### [TASK STATEMENT]
Omit every picture and return the rest of the data unaltered.

# SOURCE DATA start

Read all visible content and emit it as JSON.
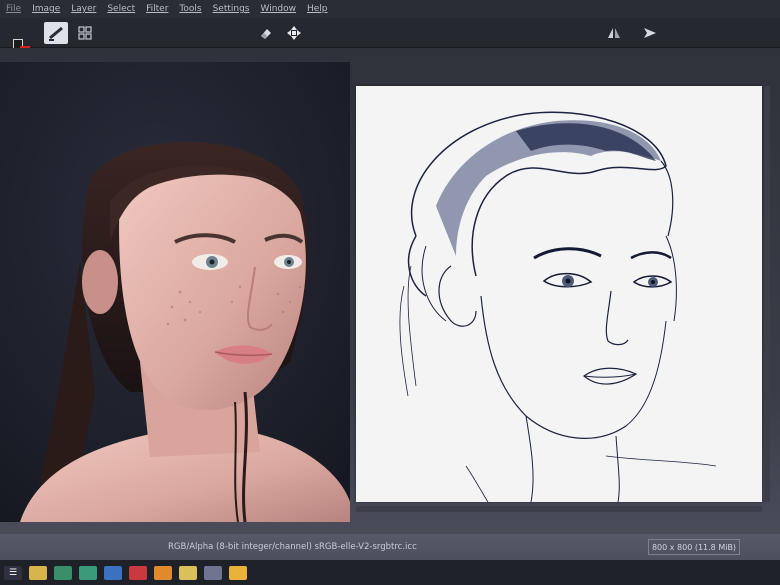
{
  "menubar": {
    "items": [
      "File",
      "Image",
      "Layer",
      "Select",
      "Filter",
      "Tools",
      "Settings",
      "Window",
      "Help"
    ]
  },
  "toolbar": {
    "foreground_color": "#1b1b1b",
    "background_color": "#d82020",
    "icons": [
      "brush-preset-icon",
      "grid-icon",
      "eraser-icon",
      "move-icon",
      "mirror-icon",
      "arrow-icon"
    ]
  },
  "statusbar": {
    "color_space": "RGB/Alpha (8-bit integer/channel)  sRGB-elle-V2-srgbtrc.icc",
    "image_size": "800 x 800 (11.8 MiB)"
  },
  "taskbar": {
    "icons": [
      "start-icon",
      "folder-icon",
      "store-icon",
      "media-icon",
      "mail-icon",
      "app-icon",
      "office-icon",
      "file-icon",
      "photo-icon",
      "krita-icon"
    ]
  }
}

# SOURCE DATA end

### [IN RESPONSE]
Read all visible content and emit it as JSON.
{
  "menubar": {
    "items": [
      "File",
      "Image",
      "Layer",
      "Select",
      "Filter",
      "Tools",
      "Settings",
      "Window",
      "Help"
    ]
  },
  "toolbar": {
    "foreground_color": "#1b1b1b",
    "background_color": "#d82020",
    "icons": [
      "brush-preset-icon",
      "grid-icon",
      "eraser-icon",
      "move-icon",
      "mirror-icon",
      "arrow-icon"
    ]
  },
  "statusbar": {
    "color_space": "RGB/Alpha (8-bit integer/channel)  sRGB-elle-V2-srgbtrc.icc",
    "image_size": "800 x 800 (11.8 MiB)"
  },
  "taskbar": {
    "icons": [
      "start-icon",
      "folder-icon",
      "store-icon",
      "media-icon",
      "mail-icon",
      "app-icon",
      "office-icon",
      "file-icon",
      "photo-icon",
      "krita-icon"
    ]
  }
}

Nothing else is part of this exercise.